* _DATA RECORDS_
══════════════════════════════
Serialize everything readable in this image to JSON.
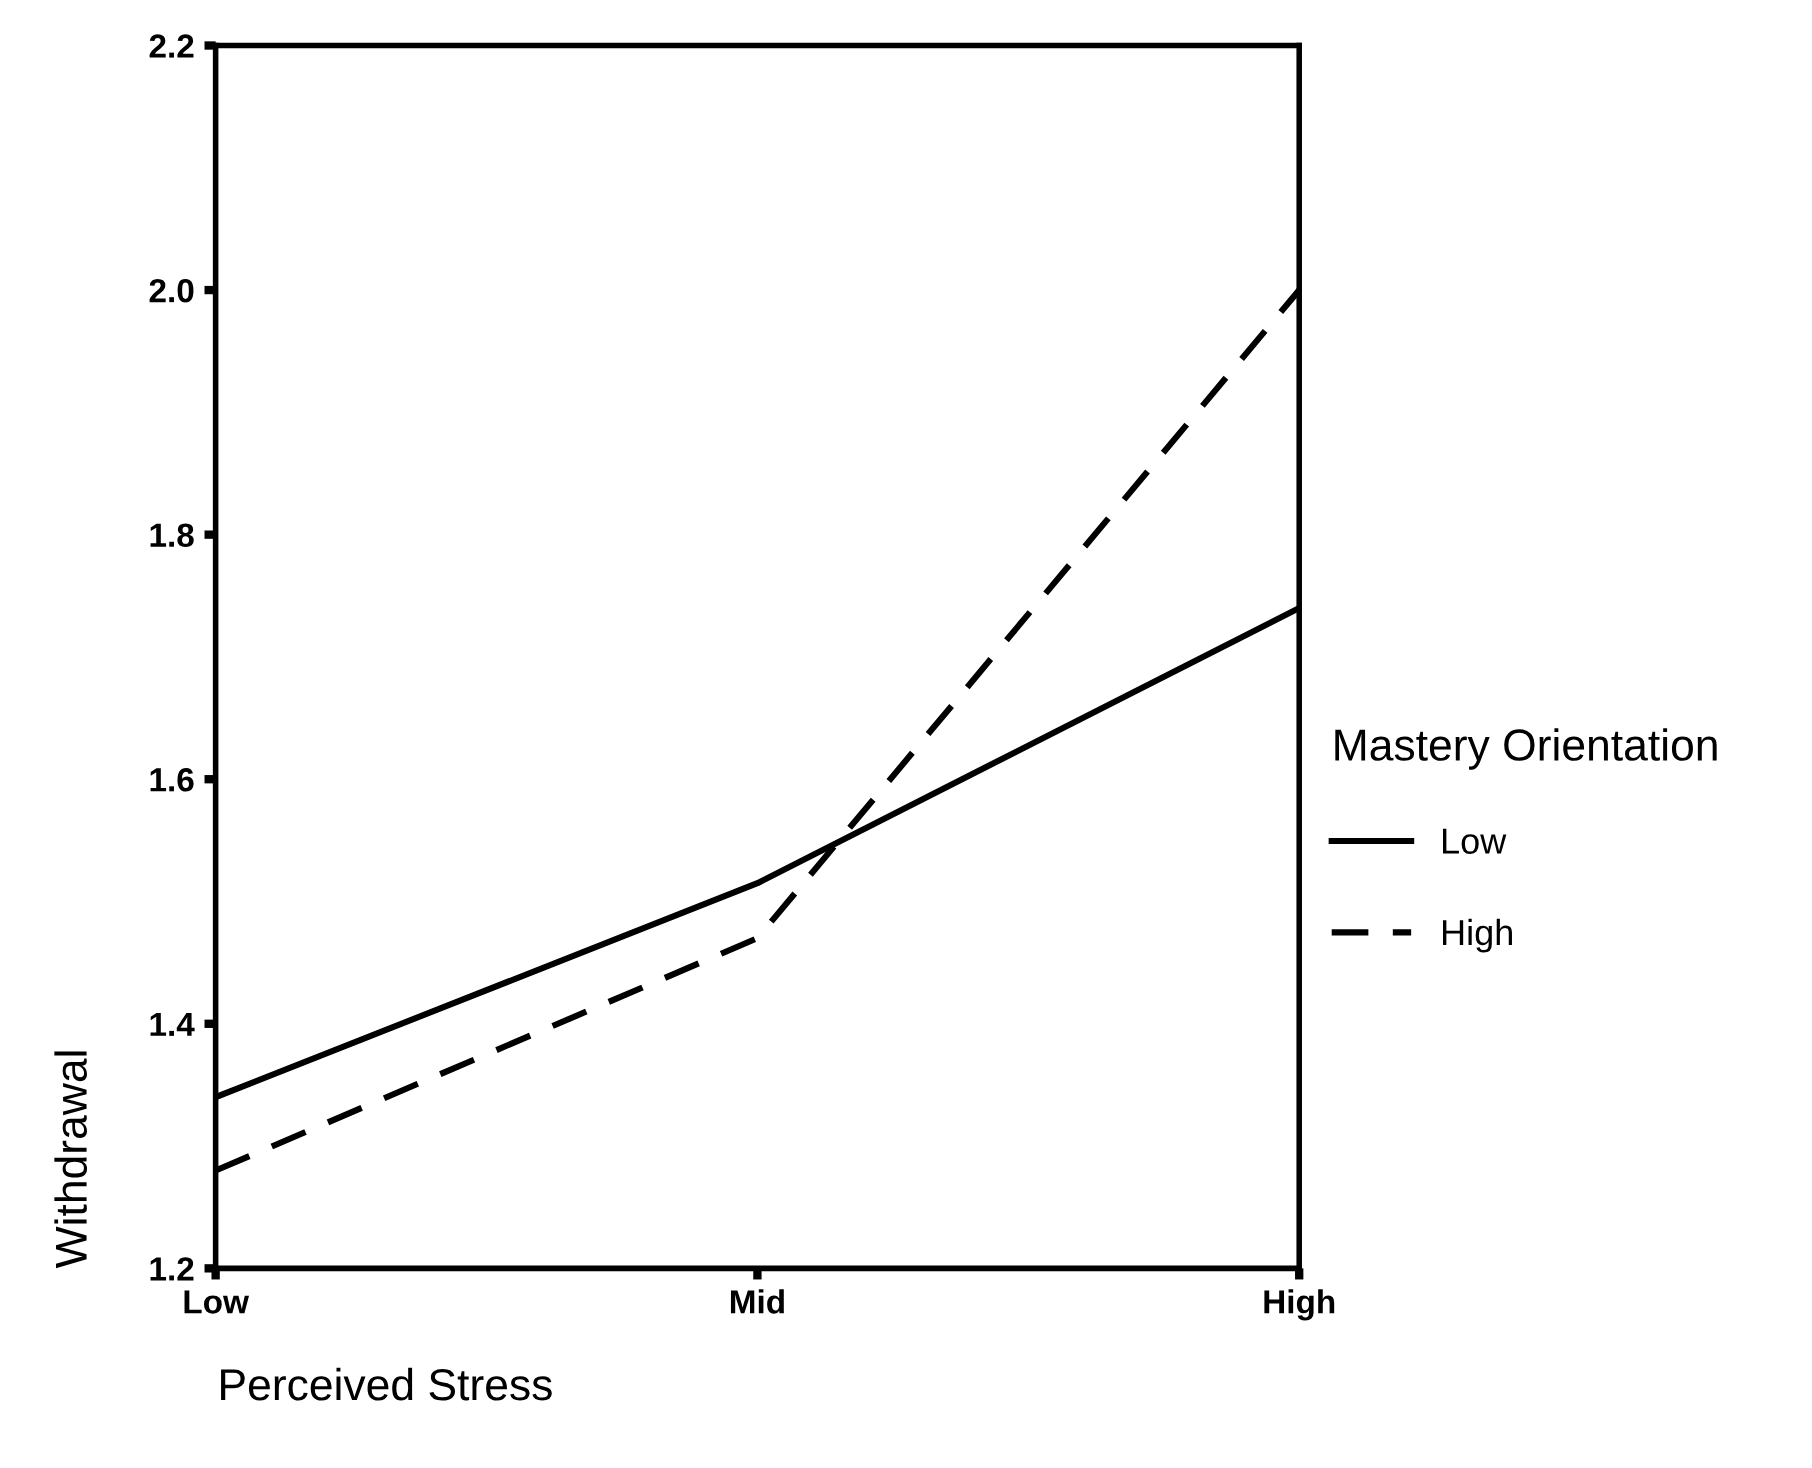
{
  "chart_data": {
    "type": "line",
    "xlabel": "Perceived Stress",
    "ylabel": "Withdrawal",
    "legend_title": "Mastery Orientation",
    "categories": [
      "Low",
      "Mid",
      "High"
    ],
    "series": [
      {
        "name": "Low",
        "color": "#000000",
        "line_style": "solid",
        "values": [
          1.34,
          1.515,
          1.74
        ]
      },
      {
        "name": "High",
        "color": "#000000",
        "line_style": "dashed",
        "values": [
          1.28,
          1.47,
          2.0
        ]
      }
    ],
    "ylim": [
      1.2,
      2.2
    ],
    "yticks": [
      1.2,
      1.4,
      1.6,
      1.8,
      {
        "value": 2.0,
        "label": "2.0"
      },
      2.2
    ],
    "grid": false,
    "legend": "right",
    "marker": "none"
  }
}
══════════════════════════════
* _PROBLEM_
Leave out all images, then reproduce the entries above exactly.

* _FULL OUTPUT_
Serialize everything readable in this image to JSON.
{
  "chart_data": {
    "type": "line",
    "xlabel": "Perceived Stress",
    "ylabel": "Withdrawal",
    "legend_title": "Mastery Orientation",
    "categories": [
      "Low",
      "Mid",
      "High"
    ],
    "series": [
      {
        "name": "Low",
        "color": "#000000",
        "line_style": "solid",
        "values": [
          1.34,
          1.515,
          1.74
        ]
      },
      {
        "name": "High",
        "color": "#000000",
        "line_style": "dashed",
        "values": [
          1.28,
          1.47,
          2.0
        ]
      }
    ],
    "ylim": [
      1.2,
      2.2
    ],
    "yticks": [
      1.2,
      1.4,
      1.6,
      1.8,
      {
        "value": 2.0,
        "label": "2.0"
      },
      2.2
    ],
    "grid": false,
    "legend": "right",
    "marker": "none"
  }
}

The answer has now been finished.